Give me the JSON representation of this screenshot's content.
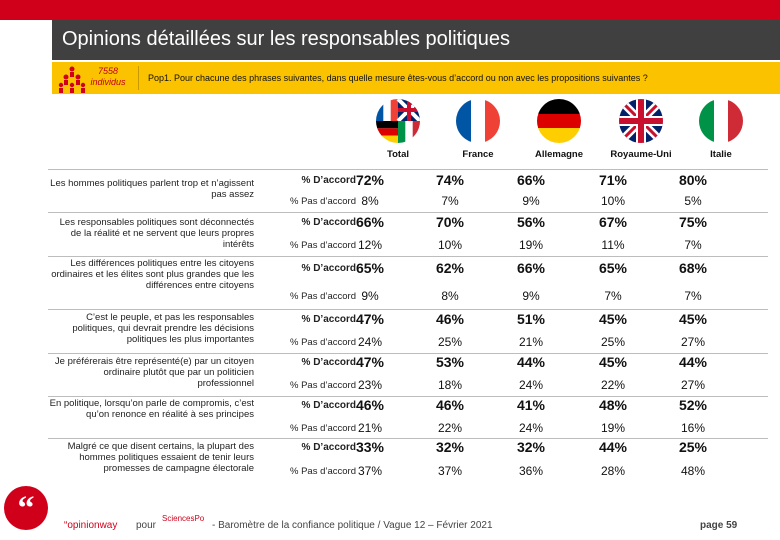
{
  "title": "Opinions détaillées sur les responsables politiques",
  "sample": {
    "count": "7558",
    "unit": "individus"
  },
  "question": "Pop1. Pour chacune des phrases suivantes, dans quelle mesure êtes-vous d’accord ou non avec les propositions suivantes ?",
  "columns": [
    "Total",
    "France",
    "Allemagne",
    "Royaume-Uni",
    "Italie"
  ],
  "row_labels": {
    "agree": "% D’accord",
    "disagree": "% Pas d’accord"
  },
  "statements": [
    {
      "text": "Les hommes politiques parlent trop et n’agissent pas assez",
      "agree": [
        "72%",
        "74%",
        "66%",
        "71%",
        "80%"
      ],
      "disagree": [
        "8%",
        "7%",
        "9%",
        "10%",
        "5%"
      ]
    },
    {
      "text": "Les responsables politiques sont déconnectés de la réalité et ne servent que leurs propres intérêts",
      "agree": [
        "66%",
        "70%",
        "56%",
        "67%",
        "75%"
      ],
      "disagree": [
        "12%",
        "10%",
        "19%",
        "11%",
        "7%"
      ]
    },
    {
      "text": "Les différences politiques entre les citoyens ordinaires et les élites sont plus grandes que les différences entre citoyens",
      "agree": [
        "65%",
        "62%",
        "66%",
        "65%",
        "68%"
      ],
      "disagree": [
        "9%",
        "8%",
        "9%",
        "7%",
        "7%"
      ]
    },
    {
      "text": "C’est le peuple, et pas les responsables politiques, qui devrait prendre les décisions politiques les plus importantes",
      "agree": [
        "47%",
        "46%",
        "51%",
        "45%",
        "45%"
      ],
      "disagree": [
        "24%",
        "25%",
        "21%",
        "25%",
        "27%"
      ]
    },
    {
      "text": "Je préférerais être représenté(e) par un citoyen ordinaire plutôt que par un politicien professionnel",
      "agree": [
        "47%",
        "53%",
        "44%",
        "45%",
        "44%"
      ],
      "disagree": [
        "23%",
        "18%",
        "24%",
        "22%",
        "27%"
      ]
    },
    {
      "text": "En politique, lorsqu’on parle de compromis, c’est qu’on renonce en réalité à ses principes",
      "agree": [
        "46%",
        "46%",
        "41%",
        "48%",
        "52%"
      ],
      "disagree": [
        "21%",
        "22%",
        "24%",
        "19%",
        "16%"
      ]
    },
    {
      "text": "Malgré ce que disent certains, la plupart des hommes politiques essaient de tenir leurs promesses de campagne électorale",
      "agree": [
        "33%",
        "32%",
        "32%",
        "44%",
        "25%"
      ],
      "disagree": [
        "37%",
        "37%",
        "36%",
        "28%",
        "48%"
      ]
    }
  ],
  "footer": {
    "brand": "“opinionway",
    "pour": "pour",
    "partner": "SciencesPo",
    "baro": "-  Baromètre de la confiance politique / Vague 12 – Février 2021",
    "page": "page 59"
  },
  "colors": {
    "red": "#d0001b",
    "yellow": "#fbc200",
    "dark": "#404040"
  }
}
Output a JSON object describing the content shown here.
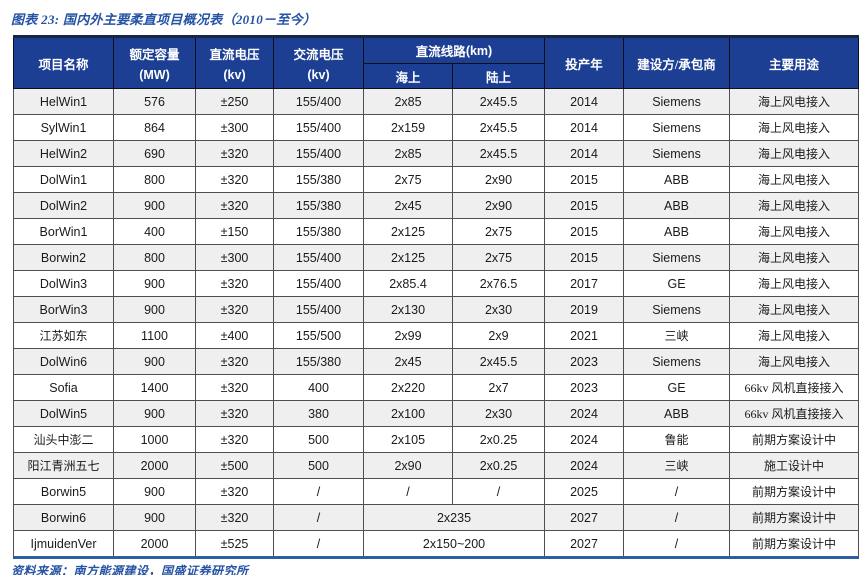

**Goal**.
Go over the data above and copy every line that has the word "plus" in it.

**Exercise output**.
      "text": "Les différences politiques entre les citoyens ordinaires et les élites sont plus grandes que les différences entre citoyens",
      "text": "C’est le peuple, et pas les responsables politiques, qui devrait prendre les décisions politiques les plus importantes",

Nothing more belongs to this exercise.